Miami-Dade

Driver in Rickenbacker Causeway cyclist death gets less than a year in jail

 

After a night in Coconut Grove bars, Michele Traverso fatally struck Aaron Cohen, 35, and fled the scene of the accident on the Rickenbacker Causeway.

dovalle@MiamiHerald.com

Aaron Cohen was a popular and gregarious triathlete who spent the last minutes of his life riding his bicycle alongside Biscayne Bay, talking about his beloved wife and two children.

Michele Traverso is a 26-year-old student with a rare genetic disorder who battled substance abuse.

The details of their lives played out in court Wednesday in a gripping sentencing hearing that culminated in a surprise decision: Traverso will serve just 364 days in jail for driving away after his car plowed into Cohen on the Rickenbacker Causeway last February.

The sentence, handed down by Miami-Dade Circuit Judge William Thomas, angered scores of Cohen’s relatives, supporters, and cycling enthusiasts who gathered in court to pay tribute to the 35-year-old car dealer.

“It’s a terrible injustice,” Stephen Cohen, a lawyer and Aaron’s father, said. “This was the wrong kind of message to send to the public.”

Meanwhile, Traverso delivered an emotional hug to his lawyer, Ramon de la Cabada, who argued passionately that the slight, bespectacled young man needed to stay out of state prison to avoid complications from his potentially fatal immunological disorder.

Traverso has already served almost a year in jail, which will not count toward the new sentence. Thomas also ordered Traverso to serve two years of house arrest. The judge’s sentence also means Traverso will stay in a Miami-Dade jail, not a state prison.

Traverso faced a minimum of 22.6 months in prison and up to 30 years behind bars.

The fatality, and a similar hit-and-run wreck in 2010, renewed calls for increased safety for cyclists and joggers on the popular causeway. Fellow cyclists staged a memorial ride and erected a billboard overlooking Interstate 95 in Cohen’s honor.

§ **Exercise 1**: Reproduce the part of the causeway sentencing article from "The sentence, handed" to "35-year-old car dealer.".
§ **Exercise 2**: Take the causeway sentencing article further, picking up right after its final sentence.
The records that come next are separate material and have no connection to the causeway sentencing article.

Items from a dataset:

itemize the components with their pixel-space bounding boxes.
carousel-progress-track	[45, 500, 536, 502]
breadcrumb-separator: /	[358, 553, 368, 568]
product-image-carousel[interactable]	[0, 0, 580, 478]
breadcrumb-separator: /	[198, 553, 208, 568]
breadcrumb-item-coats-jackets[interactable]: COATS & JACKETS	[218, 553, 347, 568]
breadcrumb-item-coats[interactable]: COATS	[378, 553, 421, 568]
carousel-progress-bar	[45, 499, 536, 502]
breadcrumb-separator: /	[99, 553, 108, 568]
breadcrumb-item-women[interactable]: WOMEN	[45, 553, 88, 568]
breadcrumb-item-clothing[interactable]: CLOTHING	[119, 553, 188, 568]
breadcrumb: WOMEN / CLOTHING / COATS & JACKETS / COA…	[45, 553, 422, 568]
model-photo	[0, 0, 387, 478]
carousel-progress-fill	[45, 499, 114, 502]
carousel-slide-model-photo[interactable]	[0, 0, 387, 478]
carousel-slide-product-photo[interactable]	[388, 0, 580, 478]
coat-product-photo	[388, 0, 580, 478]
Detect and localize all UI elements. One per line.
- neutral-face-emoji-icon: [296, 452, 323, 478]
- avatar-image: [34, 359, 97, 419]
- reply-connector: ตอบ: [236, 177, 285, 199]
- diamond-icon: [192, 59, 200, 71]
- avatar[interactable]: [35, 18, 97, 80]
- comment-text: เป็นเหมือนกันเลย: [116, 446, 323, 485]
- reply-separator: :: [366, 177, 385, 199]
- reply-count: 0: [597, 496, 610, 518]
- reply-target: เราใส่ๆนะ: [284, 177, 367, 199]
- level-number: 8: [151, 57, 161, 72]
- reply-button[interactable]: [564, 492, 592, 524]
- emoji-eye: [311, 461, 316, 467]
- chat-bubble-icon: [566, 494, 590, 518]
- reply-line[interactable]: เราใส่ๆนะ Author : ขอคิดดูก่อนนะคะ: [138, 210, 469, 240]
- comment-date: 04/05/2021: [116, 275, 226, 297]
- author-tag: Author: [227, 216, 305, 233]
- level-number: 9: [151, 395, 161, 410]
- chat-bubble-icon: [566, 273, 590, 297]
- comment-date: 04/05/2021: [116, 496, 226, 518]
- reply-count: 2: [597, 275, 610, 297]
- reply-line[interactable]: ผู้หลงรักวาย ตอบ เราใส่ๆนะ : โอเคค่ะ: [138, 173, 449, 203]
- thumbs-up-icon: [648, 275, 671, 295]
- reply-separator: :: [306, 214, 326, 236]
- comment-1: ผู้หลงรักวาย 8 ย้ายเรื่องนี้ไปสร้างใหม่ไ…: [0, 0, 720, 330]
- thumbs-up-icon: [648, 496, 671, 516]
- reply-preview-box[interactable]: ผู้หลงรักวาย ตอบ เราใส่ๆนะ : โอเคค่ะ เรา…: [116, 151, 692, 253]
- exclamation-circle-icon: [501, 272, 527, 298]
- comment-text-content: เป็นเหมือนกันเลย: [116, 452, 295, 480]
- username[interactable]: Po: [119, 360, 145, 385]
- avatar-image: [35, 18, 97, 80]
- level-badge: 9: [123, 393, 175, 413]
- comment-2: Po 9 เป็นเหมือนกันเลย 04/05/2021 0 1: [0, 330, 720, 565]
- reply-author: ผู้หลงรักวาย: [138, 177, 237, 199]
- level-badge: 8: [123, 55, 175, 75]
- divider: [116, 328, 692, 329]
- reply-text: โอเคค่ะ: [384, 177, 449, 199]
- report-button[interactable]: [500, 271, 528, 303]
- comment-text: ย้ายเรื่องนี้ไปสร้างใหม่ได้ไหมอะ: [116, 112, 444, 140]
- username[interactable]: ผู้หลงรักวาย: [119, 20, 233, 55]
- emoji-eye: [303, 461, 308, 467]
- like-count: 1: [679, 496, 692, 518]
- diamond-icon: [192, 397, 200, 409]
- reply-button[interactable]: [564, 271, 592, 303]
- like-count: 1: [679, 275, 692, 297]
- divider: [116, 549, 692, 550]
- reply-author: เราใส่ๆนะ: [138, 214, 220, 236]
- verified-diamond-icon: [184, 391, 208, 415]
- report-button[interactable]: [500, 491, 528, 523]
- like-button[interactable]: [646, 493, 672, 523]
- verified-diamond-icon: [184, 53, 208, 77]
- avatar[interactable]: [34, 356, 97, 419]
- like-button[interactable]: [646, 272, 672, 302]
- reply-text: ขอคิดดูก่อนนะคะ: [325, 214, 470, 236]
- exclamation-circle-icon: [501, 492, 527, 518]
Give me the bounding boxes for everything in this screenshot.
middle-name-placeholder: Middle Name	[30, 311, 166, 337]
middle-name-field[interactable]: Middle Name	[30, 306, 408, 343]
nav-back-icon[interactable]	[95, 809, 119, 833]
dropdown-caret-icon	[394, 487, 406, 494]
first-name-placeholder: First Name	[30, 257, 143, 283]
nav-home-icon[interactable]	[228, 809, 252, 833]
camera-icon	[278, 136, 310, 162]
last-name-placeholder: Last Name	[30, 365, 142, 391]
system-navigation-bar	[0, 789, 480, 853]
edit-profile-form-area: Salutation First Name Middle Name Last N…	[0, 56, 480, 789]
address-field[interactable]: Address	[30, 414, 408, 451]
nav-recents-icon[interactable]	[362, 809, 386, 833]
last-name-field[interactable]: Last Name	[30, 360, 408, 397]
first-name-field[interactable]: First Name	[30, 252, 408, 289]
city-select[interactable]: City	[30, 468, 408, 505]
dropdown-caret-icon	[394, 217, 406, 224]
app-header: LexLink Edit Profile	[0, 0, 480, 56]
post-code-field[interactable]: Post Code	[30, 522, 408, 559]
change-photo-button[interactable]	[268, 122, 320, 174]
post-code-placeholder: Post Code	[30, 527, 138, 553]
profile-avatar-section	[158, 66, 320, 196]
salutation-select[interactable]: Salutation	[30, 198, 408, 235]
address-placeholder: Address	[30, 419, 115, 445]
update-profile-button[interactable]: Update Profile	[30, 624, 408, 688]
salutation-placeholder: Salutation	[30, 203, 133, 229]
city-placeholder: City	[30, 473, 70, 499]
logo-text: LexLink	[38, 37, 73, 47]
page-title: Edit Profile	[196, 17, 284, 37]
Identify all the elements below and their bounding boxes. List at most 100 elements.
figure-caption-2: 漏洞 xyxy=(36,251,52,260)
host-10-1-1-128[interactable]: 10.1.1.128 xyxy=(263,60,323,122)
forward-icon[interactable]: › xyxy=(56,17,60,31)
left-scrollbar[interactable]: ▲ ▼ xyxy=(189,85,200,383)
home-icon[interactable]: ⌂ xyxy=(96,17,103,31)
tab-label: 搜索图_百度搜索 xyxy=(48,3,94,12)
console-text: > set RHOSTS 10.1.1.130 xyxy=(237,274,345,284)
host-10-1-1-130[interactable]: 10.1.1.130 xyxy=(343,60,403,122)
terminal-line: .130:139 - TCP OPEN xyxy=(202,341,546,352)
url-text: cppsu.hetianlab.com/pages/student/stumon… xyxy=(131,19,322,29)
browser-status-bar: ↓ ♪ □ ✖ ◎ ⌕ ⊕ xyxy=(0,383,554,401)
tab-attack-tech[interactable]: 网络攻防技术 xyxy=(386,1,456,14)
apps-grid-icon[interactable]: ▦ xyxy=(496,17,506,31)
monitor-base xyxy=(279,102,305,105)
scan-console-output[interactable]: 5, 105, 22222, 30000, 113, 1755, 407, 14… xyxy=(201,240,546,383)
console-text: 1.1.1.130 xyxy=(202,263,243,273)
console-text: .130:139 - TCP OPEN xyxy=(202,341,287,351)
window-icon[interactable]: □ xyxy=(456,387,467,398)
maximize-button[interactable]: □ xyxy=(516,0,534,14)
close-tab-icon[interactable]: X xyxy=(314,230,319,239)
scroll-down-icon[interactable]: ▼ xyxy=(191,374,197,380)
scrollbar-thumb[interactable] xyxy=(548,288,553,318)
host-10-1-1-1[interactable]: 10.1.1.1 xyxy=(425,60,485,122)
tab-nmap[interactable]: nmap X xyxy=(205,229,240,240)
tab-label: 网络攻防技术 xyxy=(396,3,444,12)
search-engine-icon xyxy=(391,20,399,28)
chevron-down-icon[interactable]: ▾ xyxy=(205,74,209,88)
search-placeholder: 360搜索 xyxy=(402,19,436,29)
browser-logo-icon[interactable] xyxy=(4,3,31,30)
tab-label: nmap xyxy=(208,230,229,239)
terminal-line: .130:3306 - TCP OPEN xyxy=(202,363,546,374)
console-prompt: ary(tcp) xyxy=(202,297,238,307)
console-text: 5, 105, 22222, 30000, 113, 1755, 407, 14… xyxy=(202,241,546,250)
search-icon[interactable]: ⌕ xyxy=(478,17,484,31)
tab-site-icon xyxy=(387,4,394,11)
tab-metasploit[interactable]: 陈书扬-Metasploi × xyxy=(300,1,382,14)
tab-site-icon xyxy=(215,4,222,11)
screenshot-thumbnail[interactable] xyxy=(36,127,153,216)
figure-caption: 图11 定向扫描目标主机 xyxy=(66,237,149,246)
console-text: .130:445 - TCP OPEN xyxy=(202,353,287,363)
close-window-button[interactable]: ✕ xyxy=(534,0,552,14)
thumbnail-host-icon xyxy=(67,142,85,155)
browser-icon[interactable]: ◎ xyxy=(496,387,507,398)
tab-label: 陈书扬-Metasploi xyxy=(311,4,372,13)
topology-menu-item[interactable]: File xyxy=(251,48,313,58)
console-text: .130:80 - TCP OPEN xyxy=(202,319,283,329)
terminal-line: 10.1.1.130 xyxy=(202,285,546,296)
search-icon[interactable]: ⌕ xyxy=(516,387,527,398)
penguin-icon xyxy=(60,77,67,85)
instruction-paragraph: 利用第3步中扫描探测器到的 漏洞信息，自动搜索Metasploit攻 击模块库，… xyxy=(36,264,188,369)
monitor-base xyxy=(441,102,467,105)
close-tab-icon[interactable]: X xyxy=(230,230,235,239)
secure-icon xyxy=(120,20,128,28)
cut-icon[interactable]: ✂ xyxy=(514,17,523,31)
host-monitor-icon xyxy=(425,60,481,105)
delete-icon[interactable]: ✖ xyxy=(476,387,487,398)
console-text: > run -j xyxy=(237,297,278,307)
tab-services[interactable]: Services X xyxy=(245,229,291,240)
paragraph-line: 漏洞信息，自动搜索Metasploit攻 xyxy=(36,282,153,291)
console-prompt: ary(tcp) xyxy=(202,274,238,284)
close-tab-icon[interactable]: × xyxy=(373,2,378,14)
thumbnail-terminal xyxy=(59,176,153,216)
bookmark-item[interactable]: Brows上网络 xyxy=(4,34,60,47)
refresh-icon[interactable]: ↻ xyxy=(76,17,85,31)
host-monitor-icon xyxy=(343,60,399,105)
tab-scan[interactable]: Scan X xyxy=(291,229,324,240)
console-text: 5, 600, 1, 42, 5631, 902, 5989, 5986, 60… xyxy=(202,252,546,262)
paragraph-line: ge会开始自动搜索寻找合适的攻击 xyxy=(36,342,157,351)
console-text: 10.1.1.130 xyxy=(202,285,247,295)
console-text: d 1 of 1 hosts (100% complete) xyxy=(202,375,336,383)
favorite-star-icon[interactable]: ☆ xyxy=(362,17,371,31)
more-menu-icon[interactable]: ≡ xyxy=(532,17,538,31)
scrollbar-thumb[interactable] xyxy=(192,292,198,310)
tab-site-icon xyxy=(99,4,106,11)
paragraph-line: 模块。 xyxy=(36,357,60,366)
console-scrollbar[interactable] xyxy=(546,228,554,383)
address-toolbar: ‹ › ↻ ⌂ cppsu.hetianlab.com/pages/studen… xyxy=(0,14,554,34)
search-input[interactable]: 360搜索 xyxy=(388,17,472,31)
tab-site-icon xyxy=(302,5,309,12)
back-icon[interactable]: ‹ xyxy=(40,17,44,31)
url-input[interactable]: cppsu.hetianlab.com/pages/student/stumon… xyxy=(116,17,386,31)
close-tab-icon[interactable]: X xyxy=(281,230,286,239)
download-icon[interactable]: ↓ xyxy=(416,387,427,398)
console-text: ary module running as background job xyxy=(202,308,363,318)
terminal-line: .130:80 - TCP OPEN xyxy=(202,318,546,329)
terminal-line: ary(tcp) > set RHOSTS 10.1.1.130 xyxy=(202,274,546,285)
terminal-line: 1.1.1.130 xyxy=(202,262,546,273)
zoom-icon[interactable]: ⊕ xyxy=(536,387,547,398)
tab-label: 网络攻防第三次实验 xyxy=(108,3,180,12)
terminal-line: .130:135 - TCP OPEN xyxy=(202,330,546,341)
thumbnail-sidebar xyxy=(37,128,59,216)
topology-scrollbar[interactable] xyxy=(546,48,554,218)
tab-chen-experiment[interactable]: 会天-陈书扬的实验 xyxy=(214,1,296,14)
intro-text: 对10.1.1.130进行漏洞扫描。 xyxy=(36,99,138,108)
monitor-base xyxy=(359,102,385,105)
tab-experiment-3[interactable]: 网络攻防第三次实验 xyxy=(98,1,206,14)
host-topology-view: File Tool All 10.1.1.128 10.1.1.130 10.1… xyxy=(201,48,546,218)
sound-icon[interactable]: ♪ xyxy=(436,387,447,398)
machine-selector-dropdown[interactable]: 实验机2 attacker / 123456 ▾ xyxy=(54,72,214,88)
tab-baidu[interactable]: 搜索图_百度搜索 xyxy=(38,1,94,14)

§ **Answer box 1**:
The sentence, handed down by Miami-Dade Circuit Judge William Thomas, angered scores of Cohen’s relatives, supporters, and cycling enthusiasts who gathered in court to pay tribute to the 35-year-old car dealer.

§ **Answer box 2**:
“This was not something I did lightly. I did what I thought was most appropriate,” Thomas told the Cohen family after choking up himself, recalling the recent death of a family member.

According to prosecutors, Traverso struck Cohen and cycling partner Enda Walsh as the pair rode near the crest of the bridge. Traverso did not call 911, but instead called his lawyer. He surrendered to police the next evening, a delay his lawyer blamed on his own scheduling conflicts and police bureaucracy.

Investigators suspected that Traverso had been drinking after finding receipts from a Coconut Grove bar for three gin drinks.

But with no proof Traverso actually consumed the drinks — no blood testing could be done because of the delay in surrendering — prosecutors could not charge him with DUI manslaughter.

Surveillance video from his family’s Key Biscayne condo showed his father covering up the Honda with a tarp.

At the time of the crash, Traverso had been enrolled in a drug-court program after a cocaine-possession arrest. He tested positive for marijuana and also showed up drunk to a court session, admitting he had been drinking the previous night, prosecutor Jane Anderson told the judge.

On Wednesday, relatives remembered Cohen, 35, as a dynamic personality who grew up in Chicago, speed-skated, played polo, and fished with his father on trips. His younger sister, Sabrina Cohen, tearfully recalled her brother driving her across country to attend college.